Find each line containing the string "JSON" and return it.

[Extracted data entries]
-- Begin --
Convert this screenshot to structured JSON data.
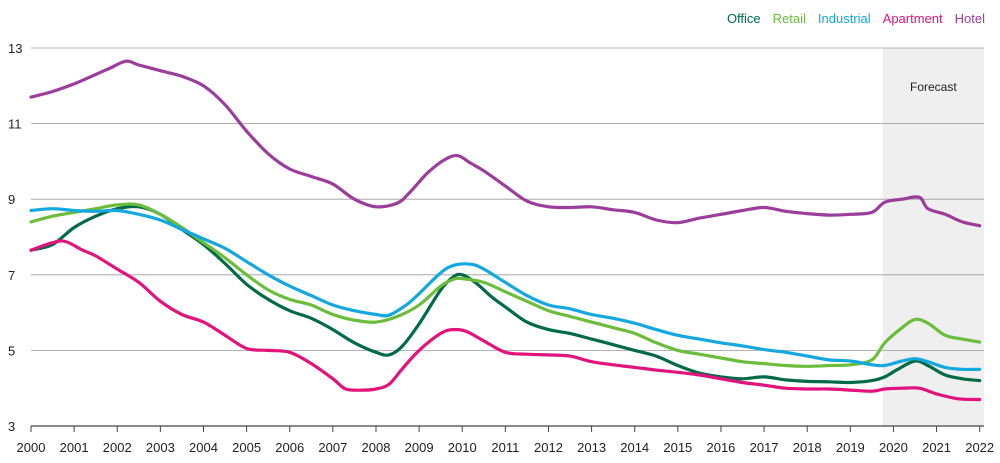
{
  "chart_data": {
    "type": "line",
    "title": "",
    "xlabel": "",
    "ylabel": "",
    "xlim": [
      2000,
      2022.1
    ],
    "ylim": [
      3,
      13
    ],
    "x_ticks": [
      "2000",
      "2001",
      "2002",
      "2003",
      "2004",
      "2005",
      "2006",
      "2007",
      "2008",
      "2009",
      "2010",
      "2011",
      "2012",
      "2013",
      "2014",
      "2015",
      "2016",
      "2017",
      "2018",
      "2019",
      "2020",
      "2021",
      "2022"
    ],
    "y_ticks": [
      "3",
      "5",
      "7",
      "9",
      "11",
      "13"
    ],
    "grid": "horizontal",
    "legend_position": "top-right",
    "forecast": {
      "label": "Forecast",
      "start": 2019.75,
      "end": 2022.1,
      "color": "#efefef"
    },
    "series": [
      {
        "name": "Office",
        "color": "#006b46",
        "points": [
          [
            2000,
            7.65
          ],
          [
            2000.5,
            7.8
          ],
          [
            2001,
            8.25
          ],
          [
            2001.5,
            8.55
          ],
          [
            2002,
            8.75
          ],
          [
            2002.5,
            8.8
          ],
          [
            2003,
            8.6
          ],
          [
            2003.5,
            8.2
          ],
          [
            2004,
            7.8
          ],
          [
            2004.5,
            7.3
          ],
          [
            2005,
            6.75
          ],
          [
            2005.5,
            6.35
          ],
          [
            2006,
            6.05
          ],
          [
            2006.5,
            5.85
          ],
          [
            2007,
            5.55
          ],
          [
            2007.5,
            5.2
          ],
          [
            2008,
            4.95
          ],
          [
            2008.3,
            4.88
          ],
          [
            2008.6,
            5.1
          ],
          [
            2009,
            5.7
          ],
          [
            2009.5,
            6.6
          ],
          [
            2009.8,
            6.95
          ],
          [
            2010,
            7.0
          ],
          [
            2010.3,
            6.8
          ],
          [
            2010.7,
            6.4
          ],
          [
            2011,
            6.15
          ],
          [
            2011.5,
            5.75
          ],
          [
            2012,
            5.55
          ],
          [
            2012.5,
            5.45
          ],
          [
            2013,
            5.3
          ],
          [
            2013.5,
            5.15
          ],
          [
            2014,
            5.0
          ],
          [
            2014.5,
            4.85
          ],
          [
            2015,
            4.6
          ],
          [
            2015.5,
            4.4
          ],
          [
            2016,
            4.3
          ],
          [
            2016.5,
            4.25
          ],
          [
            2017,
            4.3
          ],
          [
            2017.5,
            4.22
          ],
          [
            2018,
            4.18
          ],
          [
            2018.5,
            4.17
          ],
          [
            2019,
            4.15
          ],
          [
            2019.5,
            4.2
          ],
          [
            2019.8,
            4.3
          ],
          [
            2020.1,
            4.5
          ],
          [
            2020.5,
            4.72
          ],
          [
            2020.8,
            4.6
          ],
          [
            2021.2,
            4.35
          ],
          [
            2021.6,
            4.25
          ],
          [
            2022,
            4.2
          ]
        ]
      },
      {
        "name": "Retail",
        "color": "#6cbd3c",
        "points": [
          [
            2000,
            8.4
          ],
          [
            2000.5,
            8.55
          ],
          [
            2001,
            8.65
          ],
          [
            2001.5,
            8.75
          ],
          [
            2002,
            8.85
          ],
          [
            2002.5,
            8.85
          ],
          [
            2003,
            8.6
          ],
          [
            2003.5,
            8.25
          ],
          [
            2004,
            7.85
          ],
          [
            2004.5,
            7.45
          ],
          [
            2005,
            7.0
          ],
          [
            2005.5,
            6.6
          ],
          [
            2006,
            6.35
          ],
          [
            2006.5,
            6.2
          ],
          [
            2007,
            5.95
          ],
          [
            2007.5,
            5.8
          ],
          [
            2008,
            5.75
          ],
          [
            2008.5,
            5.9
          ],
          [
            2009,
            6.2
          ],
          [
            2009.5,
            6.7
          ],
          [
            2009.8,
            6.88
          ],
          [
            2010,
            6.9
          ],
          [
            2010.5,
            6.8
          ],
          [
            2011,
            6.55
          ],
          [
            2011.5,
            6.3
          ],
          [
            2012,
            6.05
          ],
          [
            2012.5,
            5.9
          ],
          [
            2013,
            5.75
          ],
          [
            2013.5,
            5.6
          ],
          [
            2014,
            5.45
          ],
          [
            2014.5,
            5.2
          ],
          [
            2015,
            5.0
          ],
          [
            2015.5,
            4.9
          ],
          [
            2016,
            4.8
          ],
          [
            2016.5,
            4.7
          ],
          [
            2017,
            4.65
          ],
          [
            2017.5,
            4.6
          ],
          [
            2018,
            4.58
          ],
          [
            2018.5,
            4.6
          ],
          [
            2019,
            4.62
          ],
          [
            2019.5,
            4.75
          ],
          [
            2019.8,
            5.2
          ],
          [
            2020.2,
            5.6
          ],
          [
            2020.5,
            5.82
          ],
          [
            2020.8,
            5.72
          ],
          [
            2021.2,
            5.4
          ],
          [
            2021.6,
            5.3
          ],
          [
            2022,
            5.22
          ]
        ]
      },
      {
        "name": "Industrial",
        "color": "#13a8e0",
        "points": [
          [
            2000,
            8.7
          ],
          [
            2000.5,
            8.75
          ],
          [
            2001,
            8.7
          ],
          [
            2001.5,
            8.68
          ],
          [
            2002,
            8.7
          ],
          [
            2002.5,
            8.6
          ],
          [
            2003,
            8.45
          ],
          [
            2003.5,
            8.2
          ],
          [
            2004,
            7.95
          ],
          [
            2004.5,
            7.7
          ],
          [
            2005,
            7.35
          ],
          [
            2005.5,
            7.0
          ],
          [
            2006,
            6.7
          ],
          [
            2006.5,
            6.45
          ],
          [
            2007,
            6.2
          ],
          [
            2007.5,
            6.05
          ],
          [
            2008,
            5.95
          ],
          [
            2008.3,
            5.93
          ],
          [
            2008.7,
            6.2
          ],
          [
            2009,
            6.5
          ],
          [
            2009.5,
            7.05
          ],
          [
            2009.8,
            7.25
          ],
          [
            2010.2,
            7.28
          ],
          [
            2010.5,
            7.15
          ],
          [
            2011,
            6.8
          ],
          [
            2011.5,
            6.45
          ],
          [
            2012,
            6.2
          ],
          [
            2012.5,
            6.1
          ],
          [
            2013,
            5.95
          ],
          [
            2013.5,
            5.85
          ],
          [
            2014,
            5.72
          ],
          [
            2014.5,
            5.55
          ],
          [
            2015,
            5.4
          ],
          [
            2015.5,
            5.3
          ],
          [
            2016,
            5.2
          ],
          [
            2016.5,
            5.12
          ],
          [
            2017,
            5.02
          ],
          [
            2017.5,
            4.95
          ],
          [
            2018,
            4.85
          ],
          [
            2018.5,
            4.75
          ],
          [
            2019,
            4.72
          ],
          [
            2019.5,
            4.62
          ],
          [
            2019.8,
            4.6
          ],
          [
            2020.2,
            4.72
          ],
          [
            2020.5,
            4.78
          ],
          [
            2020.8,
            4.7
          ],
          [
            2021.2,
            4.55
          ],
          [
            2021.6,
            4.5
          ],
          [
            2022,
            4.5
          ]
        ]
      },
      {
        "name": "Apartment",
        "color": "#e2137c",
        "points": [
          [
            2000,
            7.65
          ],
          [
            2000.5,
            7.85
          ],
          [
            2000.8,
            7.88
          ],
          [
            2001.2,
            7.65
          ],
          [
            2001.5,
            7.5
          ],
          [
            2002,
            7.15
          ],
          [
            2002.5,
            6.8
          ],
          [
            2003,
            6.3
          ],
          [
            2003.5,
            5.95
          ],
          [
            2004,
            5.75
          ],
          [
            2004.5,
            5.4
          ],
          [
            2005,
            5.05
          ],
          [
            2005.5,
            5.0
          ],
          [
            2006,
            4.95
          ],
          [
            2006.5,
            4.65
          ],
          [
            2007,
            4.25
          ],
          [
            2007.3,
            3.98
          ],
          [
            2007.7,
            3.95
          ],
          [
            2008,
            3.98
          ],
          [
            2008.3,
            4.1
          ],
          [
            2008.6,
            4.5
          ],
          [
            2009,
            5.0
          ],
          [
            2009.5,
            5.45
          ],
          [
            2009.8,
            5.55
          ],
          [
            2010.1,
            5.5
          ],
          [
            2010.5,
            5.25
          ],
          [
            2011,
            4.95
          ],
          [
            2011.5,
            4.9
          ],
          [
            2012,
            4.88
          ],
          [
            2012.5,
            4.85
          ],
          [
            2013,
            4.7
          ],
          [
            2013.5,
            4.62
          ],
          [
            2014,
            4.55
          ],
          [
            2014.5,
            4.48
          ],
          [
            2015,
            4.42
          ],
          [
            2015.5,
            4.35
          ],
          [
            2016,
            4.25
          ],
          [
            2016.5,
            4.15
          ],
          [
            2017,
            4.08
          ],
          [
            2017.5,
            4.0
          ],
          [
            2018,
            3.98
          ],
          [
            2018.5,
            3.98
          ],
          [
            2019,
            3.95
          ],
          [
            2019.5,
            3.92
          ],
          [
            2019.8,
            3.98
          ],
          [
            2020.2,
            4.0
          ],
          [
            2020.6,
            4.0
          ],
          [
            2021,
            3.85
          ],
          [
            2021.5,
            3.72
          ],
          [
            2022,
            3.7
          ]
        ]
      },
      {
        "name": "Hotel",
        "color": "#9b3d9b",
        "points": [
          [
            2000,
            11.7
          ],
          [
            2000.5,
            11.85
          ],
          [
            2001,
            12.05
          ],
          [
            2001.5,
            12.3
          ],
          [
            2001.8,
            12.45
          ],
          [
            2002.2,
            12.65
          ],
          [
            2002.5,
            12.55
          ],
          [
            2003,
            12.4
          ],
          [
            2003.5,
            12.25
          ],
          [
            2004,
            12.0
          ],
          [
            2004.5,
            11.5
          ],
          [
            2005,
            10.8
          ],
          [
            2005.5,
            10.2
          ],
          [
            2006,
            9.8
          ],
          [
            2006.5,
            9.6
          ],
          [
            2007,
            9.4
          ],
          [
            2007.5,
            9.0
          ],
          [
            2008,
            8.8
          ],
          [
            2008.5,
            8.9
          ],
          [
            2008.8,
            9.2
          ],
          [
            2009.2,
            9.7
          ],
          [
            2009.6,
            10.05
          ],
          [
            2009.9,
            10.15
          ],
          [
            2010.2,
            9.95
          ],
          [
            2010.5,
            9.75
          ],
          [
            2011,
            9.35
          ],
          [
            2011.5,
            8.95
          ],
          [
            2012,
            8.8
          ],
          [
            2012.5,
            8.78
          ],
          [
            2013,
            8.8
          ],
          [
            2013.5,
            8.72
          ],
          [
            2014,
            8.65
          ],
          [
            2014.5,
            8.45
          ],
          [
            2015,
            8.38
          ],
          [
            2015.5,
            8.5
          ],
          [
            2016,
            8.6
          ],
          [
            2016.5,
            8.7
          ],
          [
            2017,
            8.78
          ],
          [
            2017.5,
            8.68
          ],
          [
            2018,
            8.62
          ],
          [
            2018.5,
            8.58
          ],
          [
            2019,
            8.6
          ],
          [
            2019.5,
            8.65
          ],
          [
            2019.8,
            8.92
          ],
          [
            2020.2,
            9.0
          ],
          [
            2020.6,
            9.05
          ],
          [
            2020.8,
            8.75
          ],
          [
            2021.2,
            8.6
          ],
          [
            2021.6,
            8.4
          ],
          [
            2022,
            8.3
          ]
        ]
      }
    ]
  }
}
-- End --
-- Begin --
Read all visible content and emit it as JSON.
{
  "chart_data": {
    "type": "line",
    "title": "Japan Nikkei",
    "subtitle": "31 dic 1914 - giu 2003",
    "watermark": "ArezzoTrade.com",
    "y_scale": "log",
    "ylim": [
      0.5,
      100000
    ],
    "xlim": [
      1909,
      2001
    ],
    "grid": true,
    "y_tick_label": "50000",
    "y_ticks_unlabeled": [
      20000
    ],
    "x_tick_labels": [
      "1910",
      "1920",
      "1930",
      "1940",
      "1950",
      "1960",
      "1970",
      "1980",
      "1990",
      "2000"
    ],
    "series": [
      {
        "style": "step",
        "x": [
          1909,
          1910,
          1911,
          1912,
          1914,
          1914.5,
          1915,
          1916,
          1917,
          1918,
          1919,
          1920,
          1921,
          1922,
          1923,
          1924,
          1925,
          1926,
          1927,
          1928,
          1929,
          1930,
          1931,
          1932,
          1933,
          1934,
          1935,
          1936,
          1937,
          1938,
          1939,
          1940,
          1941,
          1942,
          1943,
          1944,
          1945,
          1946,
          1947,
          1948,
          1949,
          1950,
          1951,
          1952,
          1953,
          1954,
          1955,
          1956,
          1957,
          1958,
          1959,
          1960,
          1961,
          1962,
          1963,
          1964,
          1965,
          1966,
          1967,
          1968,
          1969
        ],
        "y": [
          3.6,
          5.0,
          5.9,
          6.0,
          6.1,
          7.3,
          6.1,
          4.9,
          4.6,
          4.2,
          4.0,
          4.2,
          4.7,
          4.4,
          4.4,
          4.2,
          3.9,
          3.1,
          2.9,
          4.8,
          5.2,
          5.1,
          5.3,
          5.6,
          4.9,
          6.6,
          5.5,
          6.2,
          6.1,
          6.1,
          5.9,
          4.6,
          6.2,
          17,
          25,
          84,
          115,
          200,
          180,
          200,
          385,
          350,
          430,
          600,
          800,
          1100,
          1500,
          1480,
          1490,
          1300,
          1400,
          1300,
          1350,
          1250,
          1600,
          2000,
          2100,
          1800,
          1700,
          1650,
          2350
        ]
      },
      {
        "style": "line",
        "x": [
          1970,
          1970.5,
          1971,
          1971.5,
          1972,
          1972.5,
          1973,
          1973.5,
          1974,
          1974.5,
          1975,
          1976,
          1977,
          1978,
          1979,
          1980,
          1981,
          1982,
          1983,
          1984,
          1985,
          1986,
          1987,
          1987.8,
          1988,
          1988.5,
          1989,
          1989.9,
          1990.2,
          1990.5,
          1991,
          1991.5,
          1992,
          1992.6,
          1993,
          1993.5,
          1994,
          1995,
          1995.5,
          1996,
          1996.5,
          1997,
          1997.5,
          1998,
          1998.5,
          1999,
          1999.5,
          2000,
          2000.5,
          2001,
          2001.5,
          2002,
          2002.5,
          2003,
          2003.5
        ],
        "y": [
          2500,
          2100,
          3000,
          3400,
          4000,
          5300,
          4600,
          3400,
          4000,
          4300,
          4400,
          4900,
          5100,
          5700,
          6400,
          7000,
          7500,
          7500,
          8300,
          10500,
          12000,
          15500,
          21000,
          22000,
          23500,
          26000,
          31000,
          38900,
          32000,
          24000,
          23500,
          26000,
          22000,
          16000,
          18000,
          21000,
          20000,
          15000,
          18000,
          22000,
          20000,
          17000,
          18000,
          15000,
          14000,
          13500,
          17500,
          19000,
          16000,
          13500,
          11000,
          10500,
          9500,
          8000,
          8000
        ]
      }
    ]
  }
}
-- End --
**FULL OUTPUT**
Convert this screenshot to structured JSON data.
Read all visible content and emit it as JSON.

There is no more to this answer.